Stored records
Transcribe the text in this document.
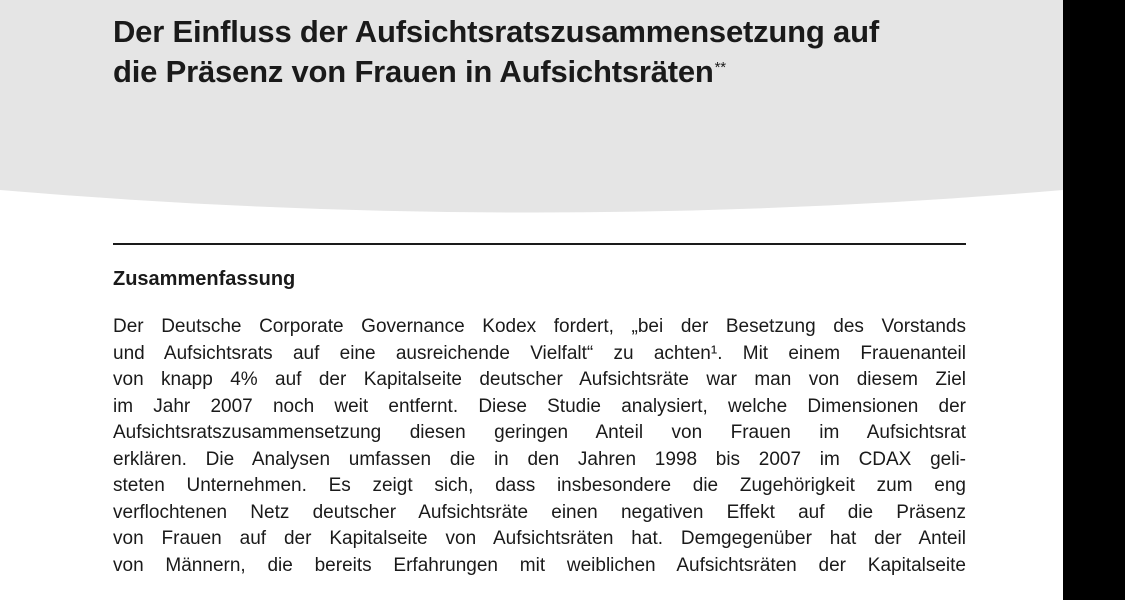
Der Einfluss der Aufsichtsratszusammensetzung auf
die Präsenz von Frauen in Aufsichtsräten**
Zusammenfassung
Der Deutsche Corporate Governance Kodex fordert, „bei der Besetzung des Vorstands
und Aufsichtsrats auf eine ausreichende Vielfalt“ zu achten¹. Mit einem Frauenanteil
von knapp 4% auf der Kapitalseite deutscher Aufsichtsräte war man von diesem Ziel
im Jahr 2007 noch weit entfernt. Diese Studie analysiert, welche Dimensionen der
Aufsichtsratszusammensetzung diesen geringen Anteil von Frauen im Aufsichtsrat
erklären. Die Analysen umfassen die in den Jahren 1998 bis 2007 im CDAX geli-
steten Unternehmen. Es zeigt sich, dass insbesondere die Zugehörigkeit zum eng
verflochtenen Netz deutscher Aufsichtsräte einen negativen Effekt auf die Präsenz
von Frauen auf der Kapitalseite von Aufsichtsräten hat. Demgegenüber hat der Anteil
von Männern, die bereits Erfahrungen mit weiblichen Aufsichtsräten der Kapitalseite
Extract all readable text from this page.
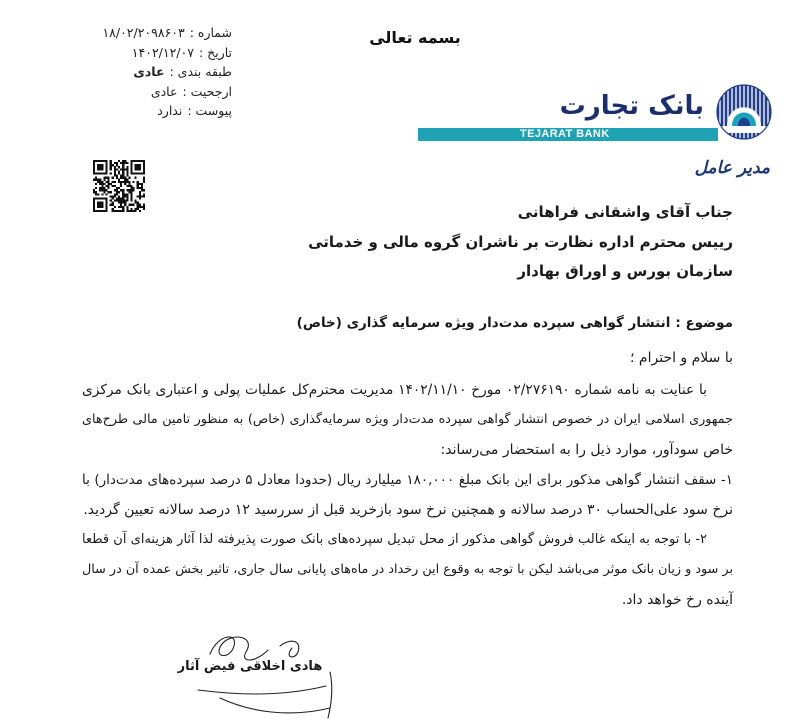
بسمه تعالی
شماره :۱۸/۰۲/۲۰۹۸۶۰۳
تاریخ :۱۴۰۲/۱۲/۰۷
طبقه بندی :عادی
ارجحیت :عادی
پیوست :ندارد
TEJARAT BANK
بانک تجارت
مدیر عامل
جناب آقای واشقانی فراهانی
رییس محترم اداره نظارت بر ناشران گروه مالی و خدماتی
سازمان بورس و اوراق بهادار
موضوع :انتشار گواهی سپرده مدت‌دار ویژه سرمایه گذاری (خاص)
با سلام و احترام ؛
با عنایت به نامه شماره ۰۲/۲۷۶۱۹۰ مورخ ۱۴۰۲/۱۱/۱۰ مدیریت محترم‌کل عملیات پولی و اعتباری بانک مرکزی
جمهوری اسلامی ایران در خصوص انتشار گواهی سپرده مدت‌دار ویژه سرمایه‌گذاری (خاص) به منظور تامین مالی طرح‌های
خاص سودآور، موارد ذیل را به استحضار می‌رساند:
۱- سقف انتشار گواهی مذکور برای این بانک مبلغ ۱۸۰,۰۰۰ میلیارد ریال (حدودا معادل ۵ درصد سپرده‌های مدت‌دار) با
نرخ سود علی‌الحساب ۳۰ درصد سالانه و همچنین نرخ سود بازخرید قبل از سررسید ۱۲ درصد سالانه تعیین گردید.
۲- با توجه به اینکه غالب فروش گواهی مذکور از محل تبدیل سپرده‌های بانک صورت پذیرفته لذا آثار هزینه‌ای آن قطعا
بر سود و زیان بانک موثر می‌باشد لیکن با توجه به وقوع این رخداد در ماه‌های پایانی سال جاری، تاثیر بخش عمده آن در سال
آینده رخ خواهد داد.
هادی اخلاقی فیض آثار
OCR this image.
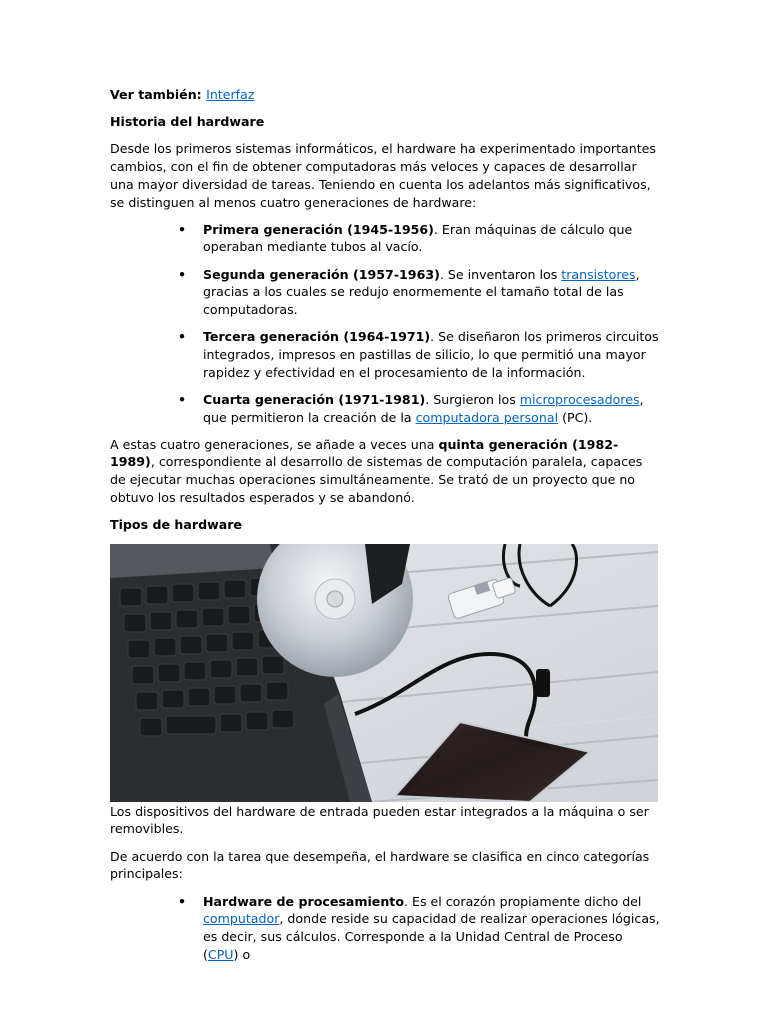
Ver también: Interfaz

Historia del hardware

Desde los primeros sistemas informáticos, el hardware ha experimentado importantes cambios, con el fin de obtener computadoras más veloces y capaces de desarrollar una mayor diversidad de tareas. Teniendo en cuenta los adelantos más significativos, se distinguen al menos cuatro generaciones de hardware:

• Primera generación (1945-1956). Eran máquinas de cálculo que operaban mediante tubos al vacío.
• Segunda generación (1957-1963). Se inventaron los transistores, gracias a los cuales se redujo enormemente el tamaño total de las computadoras.
• Tercera generación (1964-1971). Se diseñaron los primeros circuitos integrados, impresos en pastillas de silicio, lo que permitió una mayor rapidez y efectividad en el procesamiento de la información.
• Cuarta generación (1971-1981). Surgieron los microprocesadores, que permitieron la creación de la computadora personal (PC).

A estas cuatro generaciones, se añade a veces una quinta generación (1982-1989), correspondiente al desarrollo de sistemas de computación paralela, capaces de ejecutar muchas operaciones simultáneamente. Se trató de un proyecto que no obtuvo los resultados esperados y se abandonó.

Tipos de hardware

Los dispositivos del hardware de entrada pueden estar integrados a la máquina o ser removibles.

De acuerdo con la tarea que desempeña, el hardware se clasifica en cinco categorías principales:

• Hardware de procesamiento. Es el corazón propiamente dicho del computador, donde reside su capacidad de realizar operaciones lógicas, es decir, sus cálculos. Corresponde a la Unidad Central de Proceso (CPU) o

» **What the task requires**
Except for the pictures, copy every line of the records above exactly.

» **Solution below**
Transcribe the text in this document.
Der Einfluss der Aufsichtsratszusammensetzung auf
die Präsenz von Frauen in Aufsichtsräten**
Zusammenfassung
Der Deutsche Corporate Governance Kodex fordert, „bei der Besetzung des Vorstands
und Aufsichtsrats auf eine ausreichende Vielfalt“ zu achten¹. Mit einem Frauenanteil
von knapp 4% auf der Kapitalseite deutscher Aufsichtsräte war man von diesem Ziel
im Jahr 2007 noch weit entfernt. Diese Studie analysiert, welche Dimensionen der
Aufsichtsratszusammensetzung diesen geringen Anteil von Frauen im Aufsichtsrat
erklären. Die Analysen umfassen die in den Jahren 1998 bis 2007 im CDAX geli-
steten Unternehmen. Es zeigt sich, dass insbesondere die Zugehörigkeit zum eng
verflochtenen Netz deutscher Aufsichtsräte einen negativen Effekt auf die Präsenz
von Frauen auf der Kapitalseite von Aufsichtsräten hat. Demgegenüber hat der Anteil
von Männern, die bereits Erfahrungen mit weiblichen Aufsichtsräten der Kapitalseite
Extract all readable text from this page.
بسمه تعالی
شماره :۱۸/۰۲/۲۰۹۸۶۰۳
تاریخ :۱۴۰۲/۱۲/۰۷
طبقه بندی :عادی
ارجحیت :عادی
پیوست :ندارد
TEJARAT BANK
بانک تجارت
مدیر عامل
جناب آقای واشقانی فراهانی
رییس محترم اداره نظارت بر ناشران گروه مالی و خدماتی
سازمان بورس و اوراق بهادار
موضوع :انتشار گواهی سپرده مدت‌دار ویژه سرمایه گذاری (خاص)
با سلام و احترام ؛
با عنایت به نامه شماره ۰۲/۲۷۶۱۹۰ مورخ ۱۴۰۲/۱۱/۱۰ مدیریت محترم‌کل عملیات پولی و اعتباری بانک مرکزی
جمهوری اسلامی ایران در خصوص انتشار گواهی سپرده مدت‌دار ویژه سرمایه‌گذاری (خاص) به منظور تامین مالی طرح‌های
خاص سودآور، موارد ذیل را به استحضار می‌رساند:
۱- سقف انتشار گواهی مذکور برای این بانک مبلغ ۱۸۰,۰۰۰ میلیارد ریال (حدودا معادل ۵ درصد سپرده‌های مدت‌دار) با
نرخ سود علی‌الحساب ۳۰ درصد سالانه و همچنین نرخ سود بازخرید قبل از سررسید ۱۲ درصد سالانه تعیین گردید.
۲- با توجه به اینکه غالب فروش گواهی مذکور از محل تبدیل سپرده‌های بانک صورت پذیرفته لذا آثار هزینه‌ای آن قطعا
بر سود و زیان بانک موثر می‌باشد لیکن با توجه به وقوع این رخداد در ماه‌های پایانی سال جاری، تاثیر بخش عمده آن در سال
آینده رخ خواهد داد.
هادی اخلاقی فیض آثار
OCR this image.
Ver también: Interfaz

Historia del hardware

Desde los primeros sistemas informáticos, el hardware ha experimentado importantes cambios, con el fin de obtener computadoras más veloces y capaces de desarrollar una mayor diversidad de tareas. Teniendo en cuenta los adelantos más significativos, se distinguen al menos cuatro generaciones de hardware:

• Primera generación (1945-1956). Eran máquinas de cálculo que operaban mediante tubos al vacío.
• Segunda generación (1957-1963). Se inventaron los transistores, gracias a los cuales se redujo enormemente el tamaño total de las computadoras.
• Tercera generación (1964-1971). Se diseñaron los primeros circuitos integrados, impresos en pastillas de silicio, lo que permitió una mayor rapidez y efectividad en el procesamiento de la información.
• Cuarta generación (1971-1981). Surgieron los microprocesadores, que permitieron la creación de la computadora personal (PC).

A estas cuatro generaciones, se añade a veces una quinta generación (1982-1989), correspondiente al desarrollo de sistemas de computación paralela, capaces de ejecutar muchas operaciones simultáneamente. Se trató de un proyecto que no obtuvo los resultados esperados y se abandonó.

Tipos de hardware

Los dispositivos del hardware de entrada pueden estar integrados a la máquina o ser removibles.

De acuerdo con la tarea que desempeña, el hardware se clasifica en cinco categorías principales:

• Hardware de procesamiento. Es el corazón propiamente dicho del computador, donde reside su capacidad de realizar operaciones lógicas, es decir, sus cálculos. Corresponde a la Unidad Central de Proceso (CPU) o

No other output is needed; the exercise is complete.